- [EXERCISE]
Copy each line of the entries beneath that contains the word "также".

Stored data entries
## START
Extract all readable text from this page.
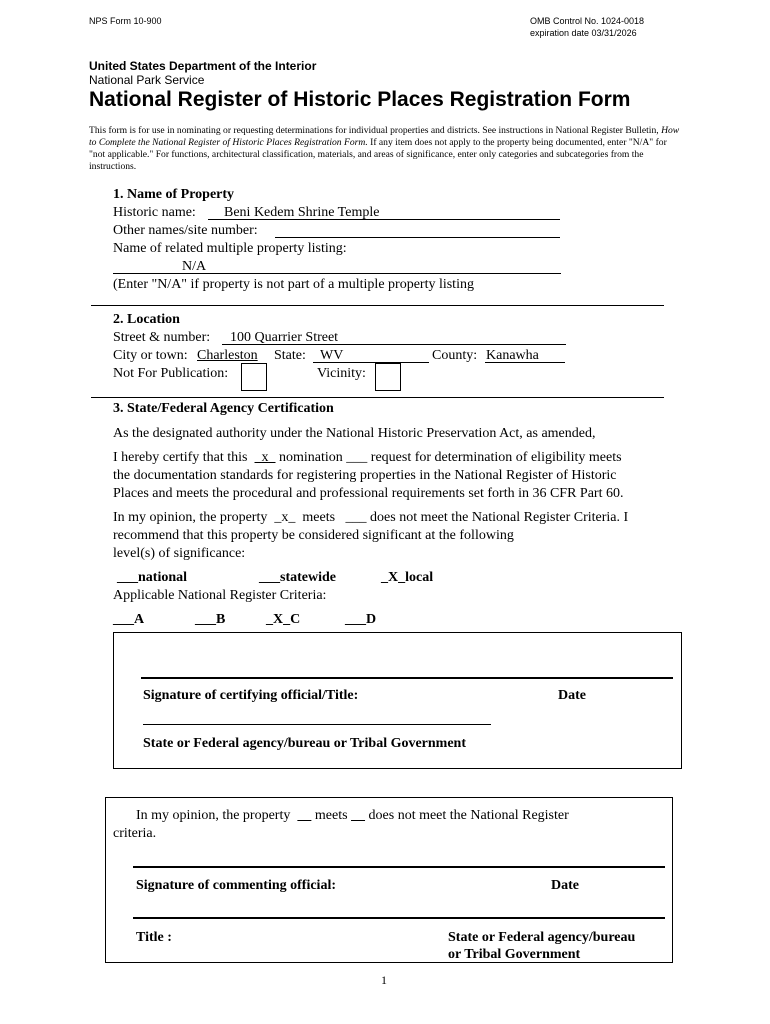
NPS Form 10-900	OMB Control No. 1024-0018
expiration date 03/31/2026
United States Department of the Interior
National Park Service
National Register of Historic Places Registration Form
This form is for use in nominating or requesting determinations for individual properties and districts. See instructions in National Register Bulletin, How to Complete the National Register of Historic Places Registration Form. If any item does not apply to the property being documented, enter "N/A" for "not applicable." For functions, architectural classification, materials, and areas of significance, enter only categories and subcategories from the instructions.
1. Name of Property
Historic name: Beni Kedem Shrine Temple
Other names/site number:
Name of related multiple property listing:
N/A
(Enter "N/A" if property is not part of a multiple property listing
2. Location
Street & number: 100 Quarrier Street
City or town: Charleston State: WV	County: Kanawha
Not For Publication:	Vicinity:
3. State/Federal Agency Certification
As the designated authority under the National Historic Preservation Act, as amended,
I hereby certify that this x nomination ___ request for determination of eligibility meets
the documentation standards for registering properties in the National Register of Historic
Places and meets the procedural and professional requirements set forth in 36 CFR Part 60.
In my opinion, the property _x_ meets ___ does not meet the National Register Criteria. I
recommend that this property be considered significant at the following
level(s) of significance:
___national	___statewide	_X_local
Applicable National Register Criteria:
___A	___B	_X_C	___D
Signature of certifying official/Title:	Date
State or Federal agency/bureau or Tribal Government
In my opinion, the property meets does not meet the National Register
criteria.
Signature of commenting official:	Date
Title :	State or Federal agency/bureau
or Tribal Government
1
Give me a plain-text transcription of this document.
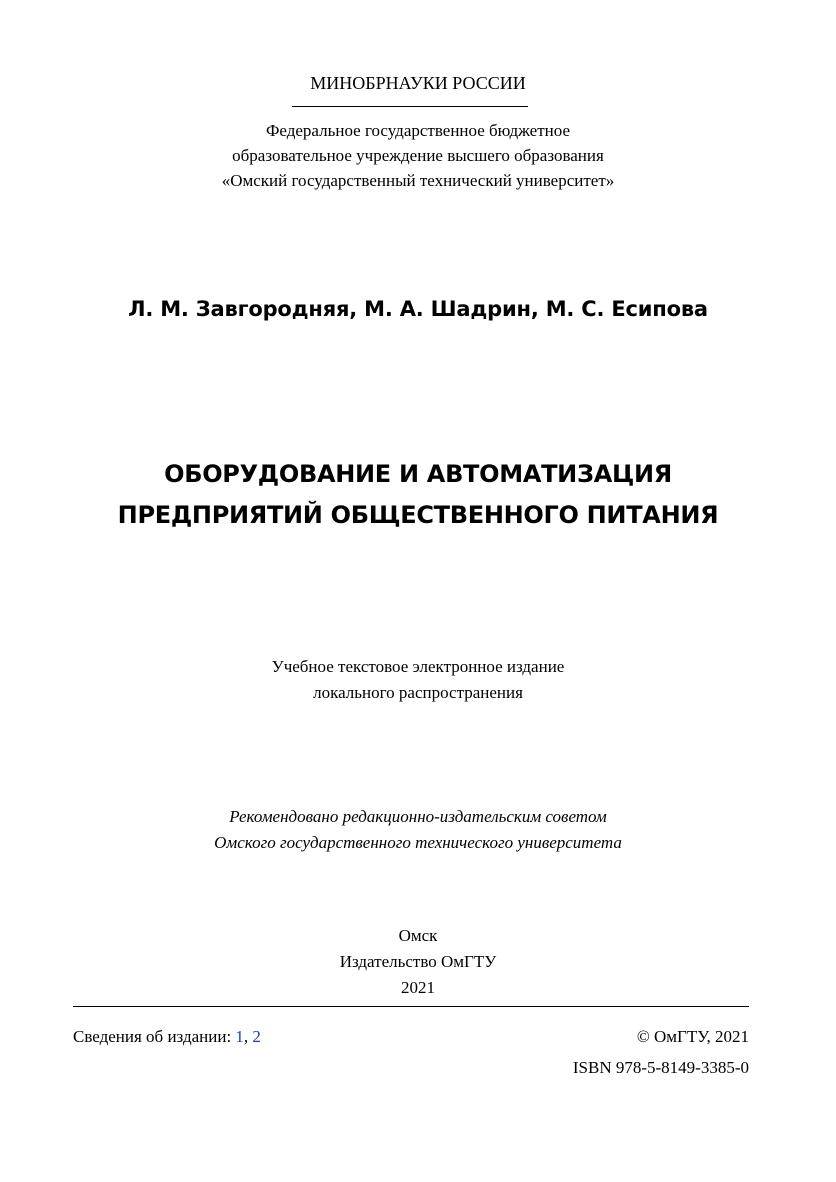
МИНОБРНАУКИ РОССИИ

Федеральное государственное бюджетное
образовательное учреждение высшего образования
«Омский государственный технический университет»

Л. М. Завгородняя, М. А. Шадрин, М. С. Есипова

ОБОРУДОВАНИЕ И АВТОМАТИЗАЦИЯ
ПРЕДПРИЯТИЙ ОБЩЕСТВЕННОГО ПИТАНИЯ

Учебное текстовое электронное издание
локального распространения

Рекомендовано редакционно-издательским советом
Омского государственного технического университета

Омск
Издательство ОмГТУ
2021

Сведения об издании: 1, 2	© ОмГТУ, 2021

ISBN 978-5-8149-3385-0
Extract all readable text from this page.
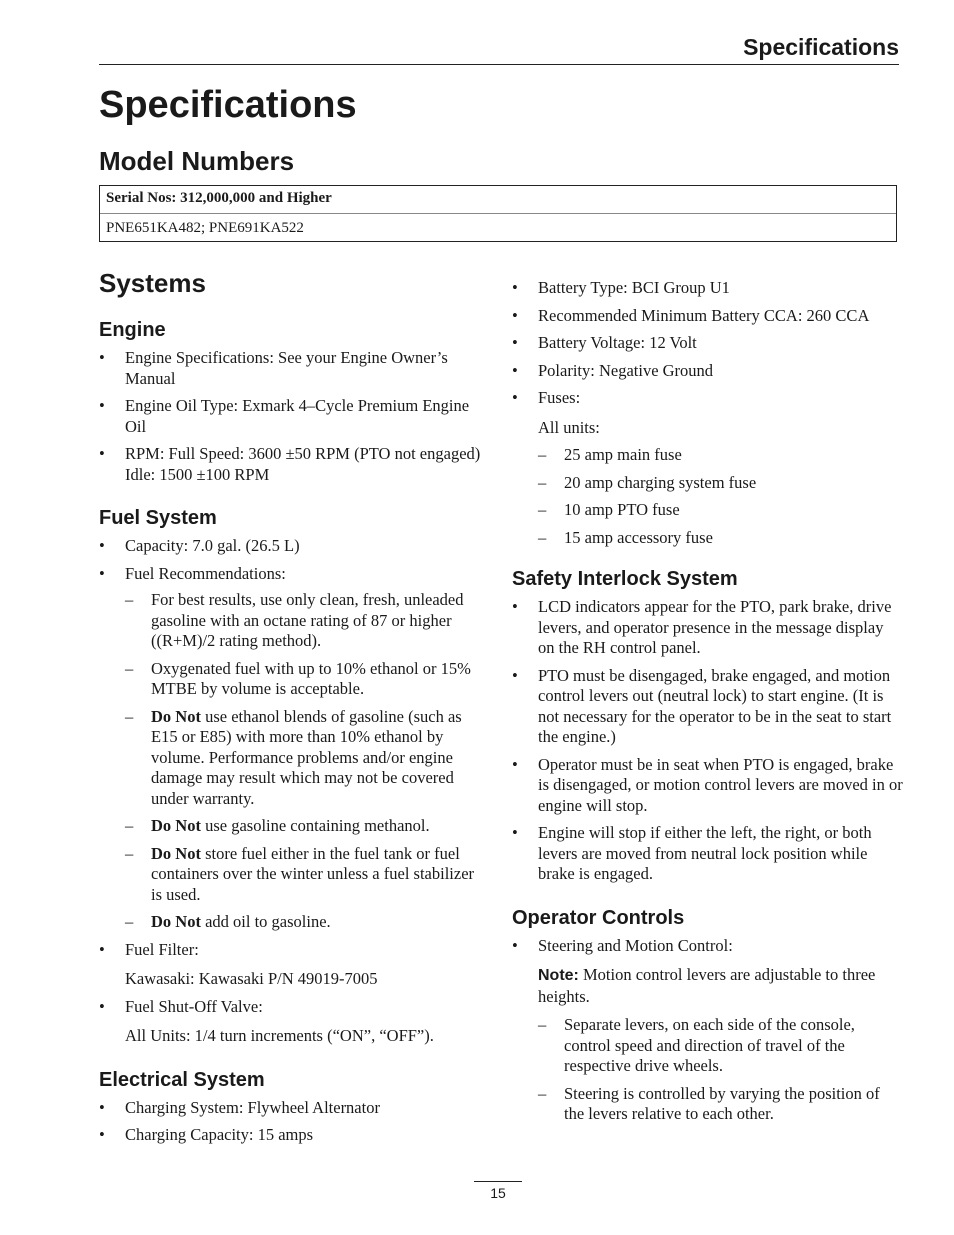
Specifications
Specifications
Model Numbers
Serial Nos: 312,000,000 and Higher
PNE651KA482; PNE691KA522
Systems
Engine
• Engine Specifications: See your Engine Owner’s Manual
• Engine Oil Type: Exmark 4–Cycle Premium Engine Oil
• RPM: Full Speed: 3600 ±50 RPM (PTO not engaged) Idle: 1500 ±100 RPM
Fuel System
• Capacity: 7.0 gal. (26.5 L)
• Fuel Recommendations:
– For best results, use only clean, fresh, unleaded gasoline with an octane rating of 87 or higher ((R+M)/2 rating method).
– Oxygenated fuel with up to 10% ethanol or 15% MTBE by volume is acceptable.
– Do Not use ethanol blends of gasoline (such as E15 or E85) with more than 10% ethanol by volume. Performance problems and/or engine damage may result which may not be covered under warranty.
– Do Not use gasoline containing methanol.
– Do Not store fuel either in the fuel tank or fuel containers over the winter unless a fuel stabilizer is used.
– Do Not add oil to gasoline.
• Fuel Filter:
Kawasaki: Kawasaki P/N 49019-7005
• Fuel Shut-Off Valve:
All Units: 1/4 turn increments (“ON”, “OFF”).
Electrical System
• Charging System: Flywheel Alternator
• Charging Capacity: 15 amps
• Battery Type: BCI Group U1
• Recommended Minimum Battery CCA: 260 CCA
• Battery Voltage: 12 Volt
• Polarity: Negative Ground
• Fuses:
All units:
– 25 amp main fuse
– 20 amp charging system fuse
– 10 amp PTO fuse
– 15 amp accessory fuse
Safety Interlock System
• LCD indicators appear for the PTO, park brake, drive levers, and operator presence in the message display on the RH control panel.
• PTO must be disengaged, brake engaged, and motion control levers out (neutral lock) to start engine. (It is not necessary for the operator to be in the seat to start the engine.)
• Operator must be in seat when PTO is engaged, brake is disengaged, or motion control levers are moved in or engine will stop.
• Engine will stop if either the left, the right, or both levers are moved from neutral lock position while brake is engaged.
Operator Controls
• Steering and Motion Control:
Note: Motion control levers are adjustable to three heights.
– Separate levers, on each side of the console, control speed and direction of travel of the respective drive wheels.
– Steering is controlled by varying the position of the levers relative to each other.
15
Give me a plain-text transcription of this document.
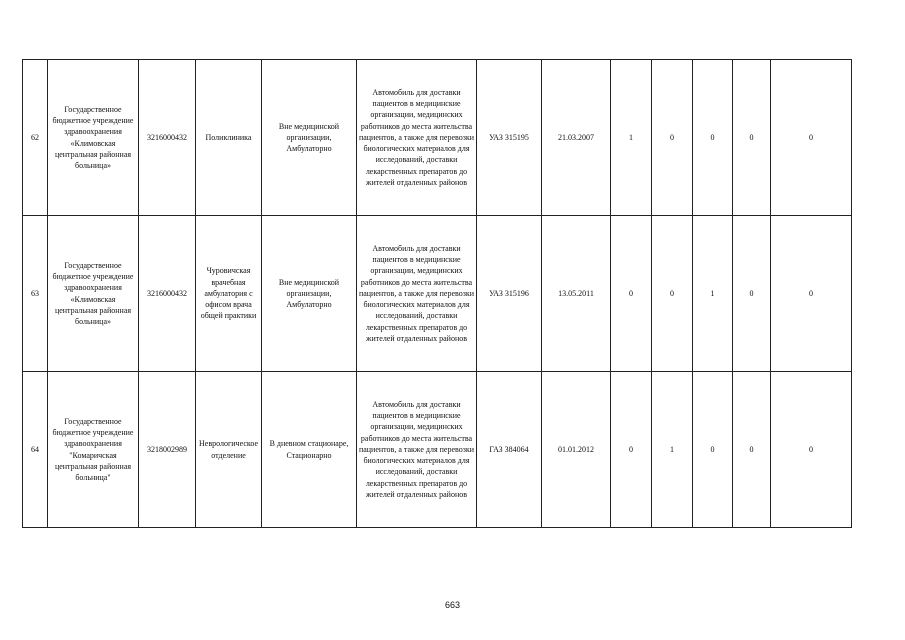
62	Государственное бюджетное учреждение здравоохранения «Климовская центральная районная больница»	3216000432	Поликлиника	Вне медицинской организации, Амбулаторно	Автомобиль для доставки пациентов в медицинские организации, медицинских работников до места жительства пациентов, а также для перевозки биологических материалов для исследований, доставки лекарственных препаратов до жителей отдаленных районов	УАЗ 315195	21.03.2007	1	0	0	0	0
63	Государственное бюджетное учреждение здравоохранения «Климовская центральная районная больница»	3216000432	Чуровичская врачебная амбулатория с офисом врача общей практики	Вне медицинской организации, Амбулаторно	Автомобиль для доставки пациентов в медицинские организации, медицинских работников до места жительства пациентов, а также для перевозки биологических материалов для исследований, доставки лекарственных препаратов до жителей отдаленных районов	УАЗ 315196	13.05.2011	0	0	1	0	0
64	Государственное бюджетное учреждение здравоохранения "Комаричская центральная районная больница"	3218002989	Неврологическое отделение	В дневном стационаре, Стационарно	Автомобиль для доставки пациентов в медицинские организации, медицинских работников до места жительства пациентов, а также для перевозки биологических материалов для исследований, доставки лекарственных препаратов до жителей отдаленных районов	ГАЗ 384064	01.01.2012	0	1	0	0	0
663
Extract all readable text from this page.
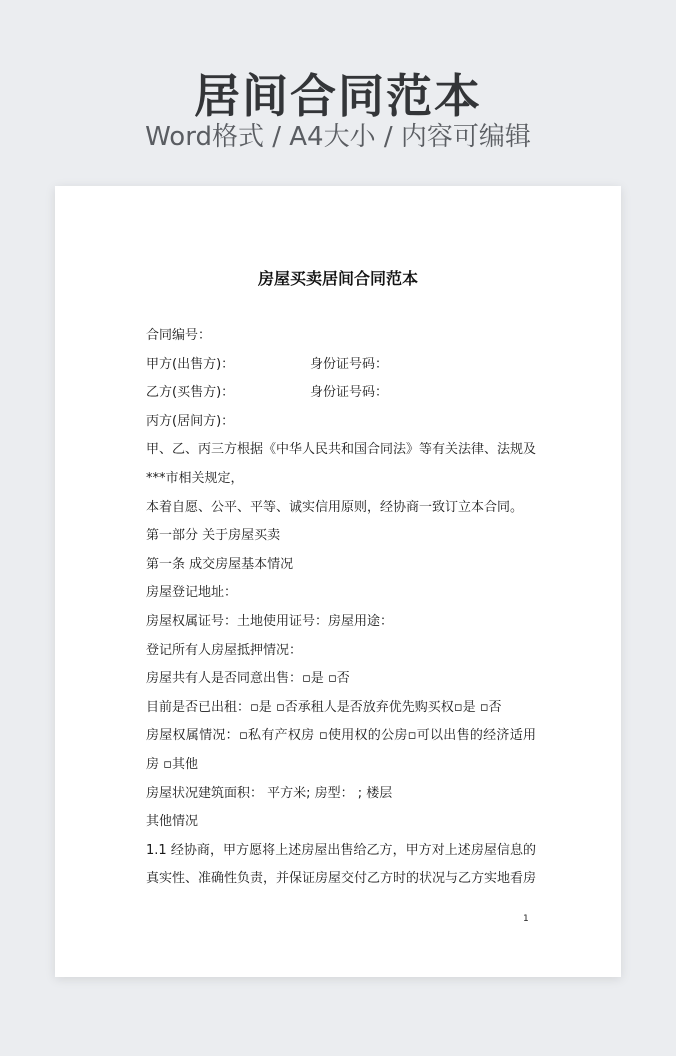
居间合同范本
Word格式 / A4大小 / 内容可编辑
房屋买卖居间合同范本
合同编号：
甲方(出售方)：	身份证号码：
乙方(买售方)：	身份证号码：
丙方(居间方)：
甲、乙、丙三方根据《中华人民共和国合同法》等有关法律、法规及
***市相关规定，
本着自愿、公平、平等、诚实信用原则，经协商一致订立本合同。
第一部分 关于房屋买卖
第一条 成交房屋基本情况
房屋登记地址：
房屋权属证号：土地使用证号：房屋用途：
登记所有人房屋抵押情况：
房屋共有人是否同意出售：▫是 ▫否
目前是否已出租：▫是 ▫否承租人是否放弃优先购买权▫是 ▫否
房屋权属情况：▫私有产权房 ▫使用权的公房▫可以出售的经济适用
房 ▫其他
房屋状况建筑面积： 平方米; 房型： ; 楼层
其他情况
1.1 经协商，甲方愿将上述房屋出售给乙方，甲方对上述房屋信息的
真实性、准确性负责，并保证房屋交付乙方时的状况与乙方实地看房
1
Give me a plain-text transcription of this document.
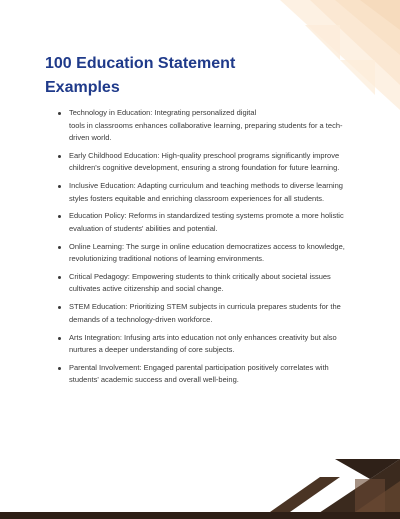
100 Education Statement
Examples
Technology in Education: Integrating personalized digital
tools in classrooms enhances collaborative learning, preparing students for a tech-driven world.
Early Childhood Education: High-quality preschool programs significantly improve children's cognitive development, ensuring a strong foundation for future learning.
Inclusive Education: Adapting curriculum and teaching methods to diverse learning styles fosters equitable and enriching classroom experiences for all students.
Education Policy: Reforms in standardized testing systems promote a more holistic evaluation of students' abilities and potential.
Online Learning: The surge in online education democratizes access to knowledge, revolutionizing traditional notions of learning environments.
Critical Pedagogy: Empowering students to think critically about societal issues cultivates active citizenship and social change.
STEM Education: Prioritizing STEM subjects in curricula prepares students for the demands of a technology-driven workforce.
Arts Integration: Infusing arts into education not only enhances creativity but also nurtures a deeper understanding of core subjects.
Parental Involvement: Engaged parental participation positively correlates with students' academic success and overall well-being.
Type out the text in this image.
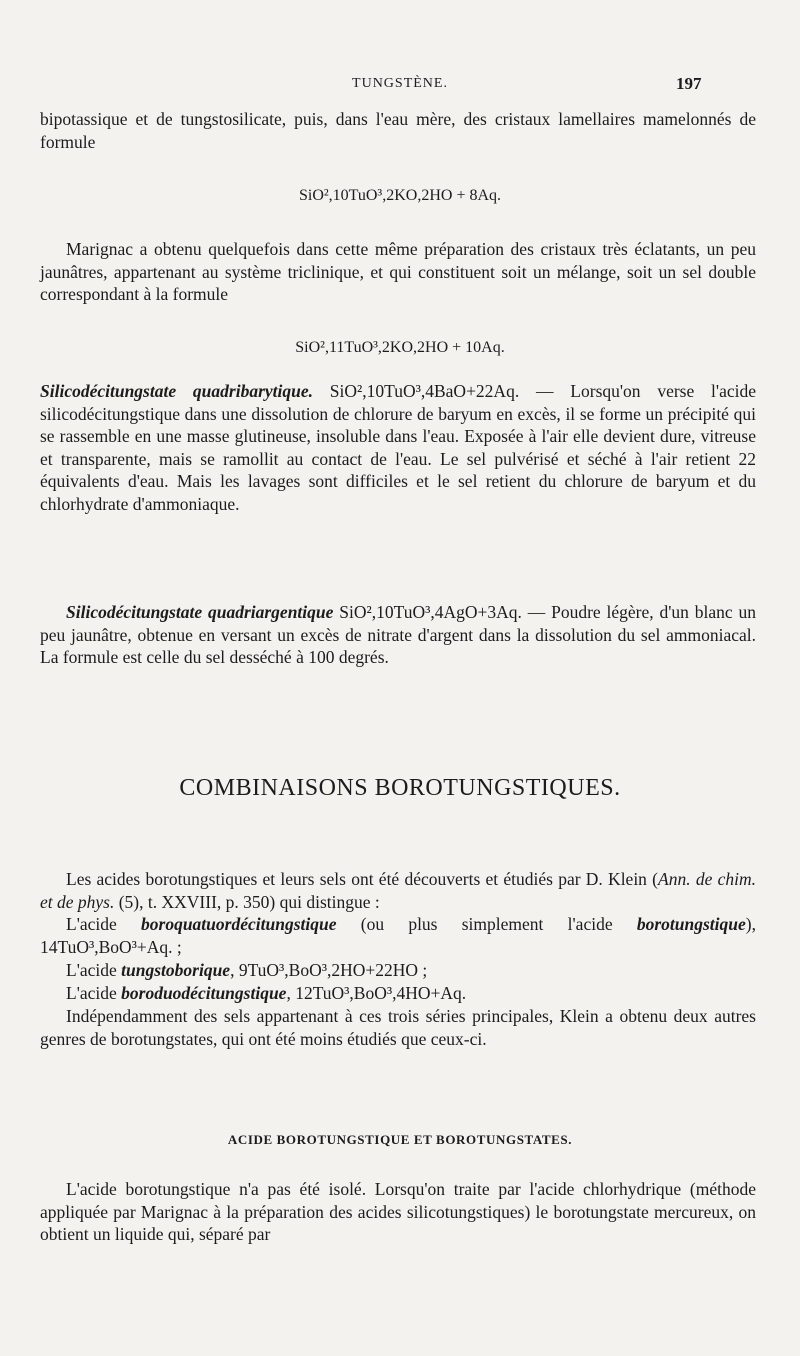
TUNGSTÈNE.	197
bipotassique et de tungstosilicate, puis, dans l'eau mère, des cristaux lamellaires mamelonnés de formule
SiO²,10TuO³,2KO,2HO + 8Aq.
Marignac a obtenu quelquefois dans cette même préparation des cristaux très éclatants, un peu jaunâtres, appartenant au système triclinique, et qui constituent soit un mélange, soit un sel double correspondant à la formule
SiO²,11TuO³,2KO,2HO + 10Aq.
Silicodécitungstate quadribarytique. SiO²,10TuO³,4BaO+22Aq. — Lorsqu'on verse l'acide silicodécitungstique dans une dissolution de chlorure de baryum en excès, il se forme un précipité qui se rassemble en une masse glutineuse, insoluble dans l'eau. Exposée à l'air elle devient dure, vitreuse et transparente, mais se ramollit au contact de l'eau. Le sel pulvérisé et séché à l'air retient 22 équivalents d'eau. Mais les lavages sont difficiles et le sel retient du chlorure de baryum et du chlorhydrate d'ammoniaque.
Silicodécitungstate quadriargentique SiO²,10TuO³,4AgO+3Aq. — Poudre légère, d'un blanc un peu jaunâtre, obtenue en versant un excès de nitrate d'argent dans la dissolution du sel ammoniacal. La formule est celle du sel desséché à 100 degrés.
COMBINAISONS BOROTUNGSTIQUES.
Les acides borotungstiques et leurs sels ont été découverts et étudiés par D. Klein (Ann. de chim. et de phys. (5), t. XXVIII, p. 350) qui distingue :
L'acide boroquatuordécitungstique (ou plus simplement l'acide borotungstique), 14TuO³,BoO³+Aq. ;
L'acide tungstoborique, 9TuO³,BoO³,2HO+22HO ;
L'acide boroduodécitungstique, 12TuO³,BoO³,4HO+Aq.
Indépendamment des sels appartenant à ces trois séries principales, Klein a obtenu deux autres genres de borotungstates, qui ont été moins étudiés que ceux-ci.
ACIDE BOROTUNGSTIQUE ET BOROTUNGSTATES.
L'acide borotungstique n'a pas été isolé. Lorsqu'on traite par l'acide chlorhydrique (méthode appliquée par Marignac à la préparation des acides silicotungstiques) le borotungstate mercureux, on obtient un liquide qui, séparé par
## END
- [EXERCISE SOLUTION]
62	Государственное бюджетное учреждение здравоохранения «Климовская центральная районная больница»	3216000432	Поликлиника	Вне медицинской организации, Амбулаторно	Автомобиль для доставки пациентов в медицинские организации, медицинских работников до места жительства пациентов, а также для перевозки биологических материалов для исследований, доставки лекарственных препаратов до жителей отдаленных районов	УАЗ 315195	21.03.2007	1	0	0	0	0
63	Государственное бюджетное учреждение здравоохранения «Климовская центральная районная больница»	3216000432	Чуровичская врачебная амбулатория с офисом врача общей практики	Вне медицинской организации, Амбулаторно	Автомобиль для доставки пациентов в медицинские организации, медицинских работников до места жительства пациентов, а также для перевозки биологических материалов для исследований, доставки лекарственных препаратов до жителей отдаленных районов	УАЗ 315196	13.05.2011	0	0	1	0	0
64	Государственное бюджетное учреждение здравоохранения "Комаричская центральная районная больница"	3218002989	Неврологическое отделение	В дневном стационаре, Стационарно	Автомобиль для доставки пациентов в медицинские организации, медицинских работников до места жительства пациентов, а также для перевозки биологических материалов для исследований, доставки лекарственных препаратов до жителей отдаленных районов	ГАЗ 384064	01.01.2012	0	1	0	0	0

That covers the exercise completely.